Instructions to follow =
Only a number is wanted: how many lines in the records below contain "burthen"?

**** Extracted data ****

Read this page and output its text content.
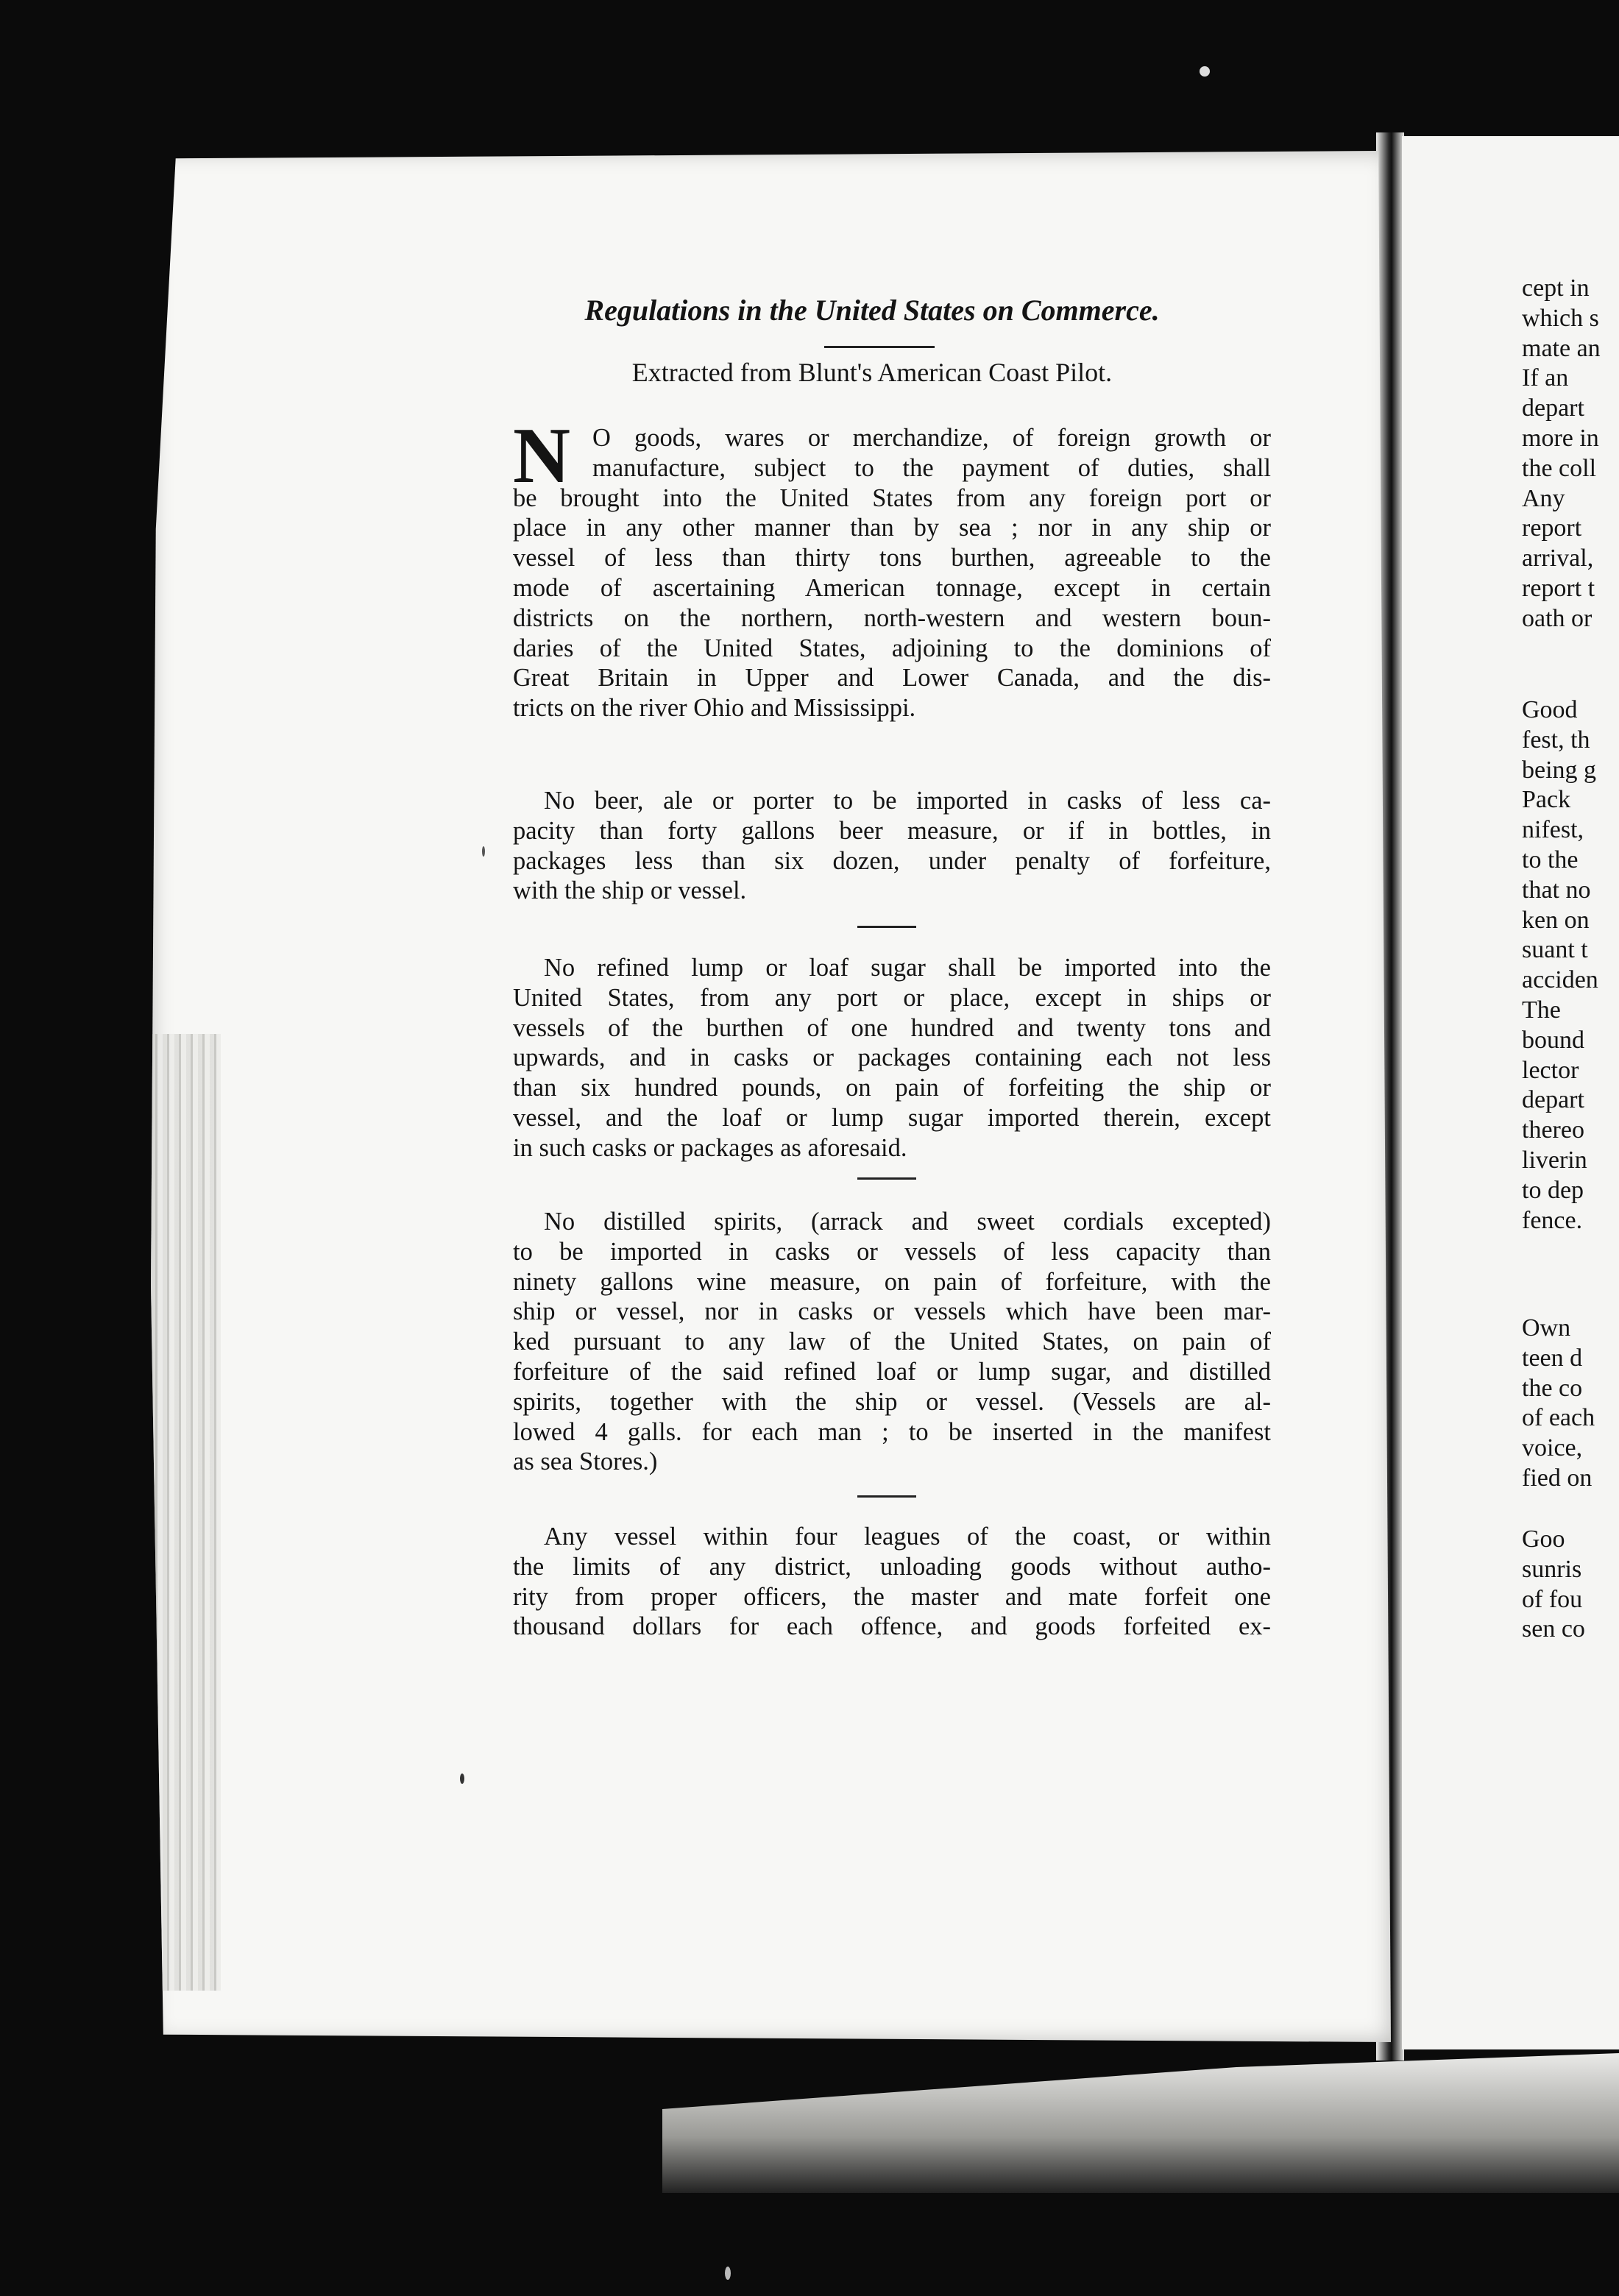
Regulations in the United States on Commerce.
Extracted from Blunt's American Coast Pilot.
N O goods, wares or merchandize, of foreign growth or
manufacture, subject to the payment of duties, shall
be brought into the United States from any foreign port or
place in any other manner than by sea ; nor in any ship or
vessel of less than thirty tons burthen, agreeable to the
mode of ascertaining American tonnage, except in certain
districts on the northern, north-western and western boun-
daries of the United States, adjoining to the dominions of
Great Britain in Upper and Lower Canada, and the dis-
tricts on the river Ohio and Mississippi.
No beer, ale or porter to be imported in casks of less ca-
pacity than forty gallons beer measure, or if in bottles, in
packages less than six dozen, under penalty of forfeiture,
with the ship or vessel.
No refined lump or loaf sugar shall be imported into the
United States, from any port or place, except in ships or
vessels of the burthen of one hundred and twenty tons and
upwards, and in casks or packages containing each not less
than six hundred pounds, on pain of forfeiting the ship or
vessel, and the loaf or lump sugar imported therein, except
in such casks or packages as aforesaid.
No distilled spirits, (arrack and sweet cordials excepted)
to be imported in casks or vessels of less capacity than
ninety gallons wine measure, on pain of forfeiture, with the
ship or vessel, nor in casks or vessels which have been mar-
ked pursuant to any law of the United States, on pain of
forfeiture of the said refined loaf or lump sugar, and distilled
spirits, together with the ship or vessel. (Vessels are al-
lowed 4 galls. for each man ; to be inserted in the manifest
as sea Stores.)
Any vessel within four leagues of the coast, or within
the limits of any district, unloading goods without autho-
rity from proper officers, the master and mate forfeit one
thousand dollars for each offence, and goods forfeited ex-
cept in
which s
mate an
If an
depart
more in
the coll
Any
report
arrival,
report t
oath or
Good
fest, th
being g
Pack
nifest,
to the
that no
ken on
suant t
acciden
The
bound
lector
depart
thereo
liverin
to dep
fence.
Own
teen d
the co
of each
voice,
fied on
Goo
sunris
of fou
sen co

****
**** Extracted data ****

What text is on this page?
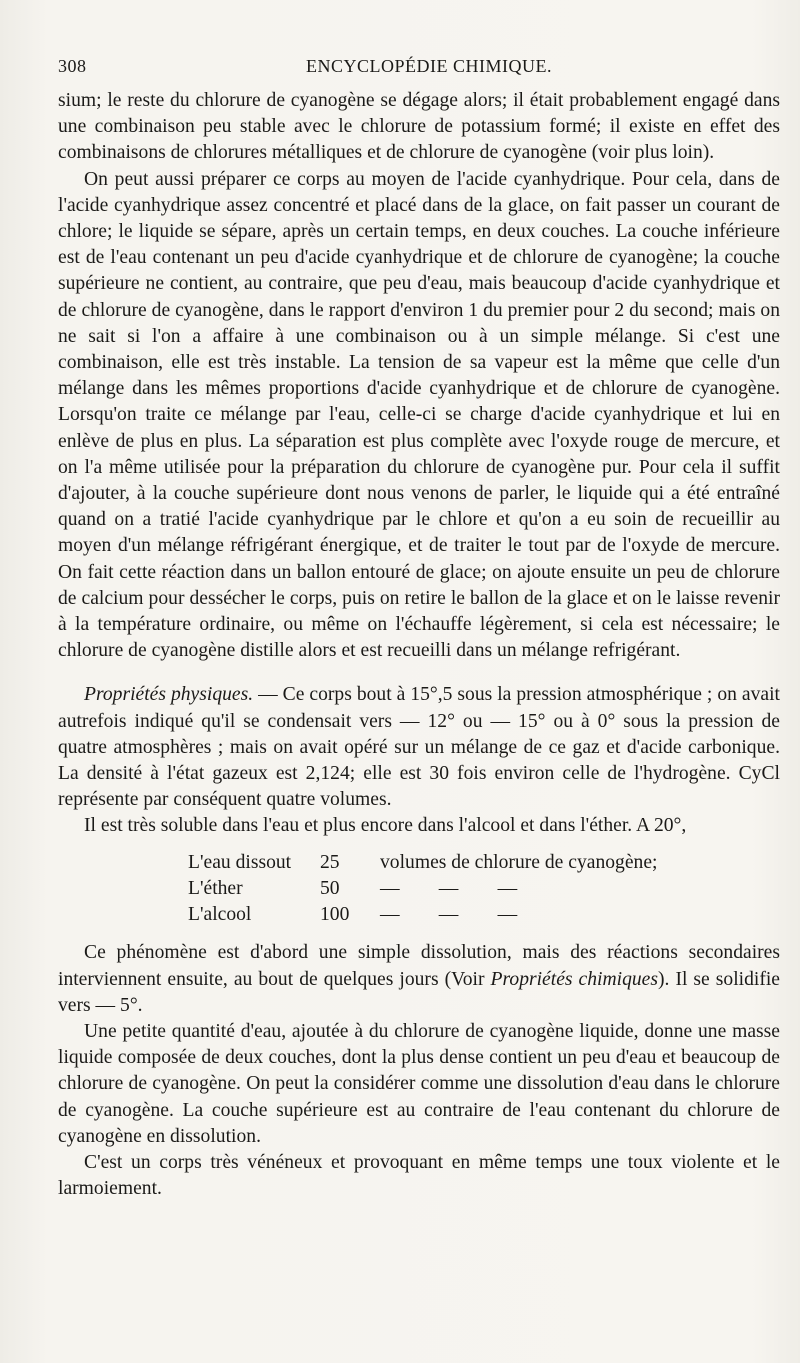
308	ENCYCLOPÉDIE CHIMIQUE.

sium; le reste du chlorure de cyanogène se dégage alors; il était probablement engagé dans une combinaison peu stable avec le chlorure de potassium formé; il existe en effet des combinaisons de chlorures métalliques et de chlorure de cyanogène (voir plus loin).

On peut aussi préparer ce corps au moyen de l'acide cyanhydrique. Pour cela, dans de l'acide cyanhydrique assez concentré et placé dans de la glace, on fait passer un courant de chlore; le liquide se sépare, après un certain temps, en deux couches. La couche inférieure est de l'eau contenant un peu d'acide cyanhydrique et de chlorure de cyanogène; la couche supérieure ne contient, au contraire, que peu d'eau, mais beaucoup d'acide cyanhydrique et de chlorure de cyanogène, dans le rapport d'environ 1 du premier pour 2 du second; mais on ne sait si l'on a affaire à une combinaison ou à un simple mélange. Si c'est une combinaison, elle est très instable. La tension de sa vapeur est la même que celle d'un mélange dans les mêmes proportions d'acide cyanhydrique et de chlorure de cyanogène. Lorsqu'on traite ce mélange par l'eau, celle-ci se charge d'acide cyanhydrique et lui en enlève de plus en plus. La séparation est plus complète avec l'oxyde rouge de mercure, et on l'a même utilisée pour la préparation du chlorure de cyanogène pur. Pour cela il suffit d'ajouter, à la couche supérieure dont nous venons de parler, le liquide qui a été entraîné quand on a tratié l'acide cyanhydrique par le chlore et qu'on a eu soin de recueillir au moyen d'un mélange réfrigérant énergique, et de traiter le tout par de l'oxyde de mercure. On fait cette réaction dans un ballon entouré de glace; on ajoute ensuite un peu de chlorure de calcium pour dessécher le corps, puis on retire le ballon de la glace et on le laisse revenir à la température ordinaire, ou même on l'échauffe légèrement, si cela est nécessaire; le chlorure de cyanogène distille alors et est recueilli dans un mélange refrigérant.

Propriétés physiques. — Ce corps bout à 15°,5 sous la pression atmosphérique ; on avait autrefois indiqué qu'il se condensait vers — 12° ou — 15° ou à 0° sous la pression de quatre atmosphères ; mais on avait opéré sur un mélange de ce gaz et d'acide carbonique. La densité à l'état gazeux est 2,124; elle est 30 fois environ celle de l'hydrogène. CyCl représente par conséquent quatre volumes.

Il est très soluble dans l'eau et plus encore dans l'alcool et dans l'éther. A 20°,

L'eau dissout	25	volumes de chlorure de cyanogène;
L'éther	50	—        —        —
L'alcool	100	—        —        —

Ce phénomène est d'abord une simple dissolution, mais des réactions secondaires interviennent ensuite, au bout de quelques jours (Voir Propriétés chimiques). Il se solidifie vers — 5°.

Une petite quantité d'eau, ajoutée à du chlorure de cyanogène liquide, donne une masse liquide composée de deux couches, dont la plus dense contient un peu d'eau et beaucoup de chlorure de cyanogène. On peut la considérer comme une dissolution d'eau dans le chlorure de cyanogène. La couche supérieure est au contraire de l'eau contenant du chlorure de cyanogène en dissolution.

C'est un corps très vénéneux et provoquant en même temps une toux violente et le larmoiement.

****

Exercise output =
2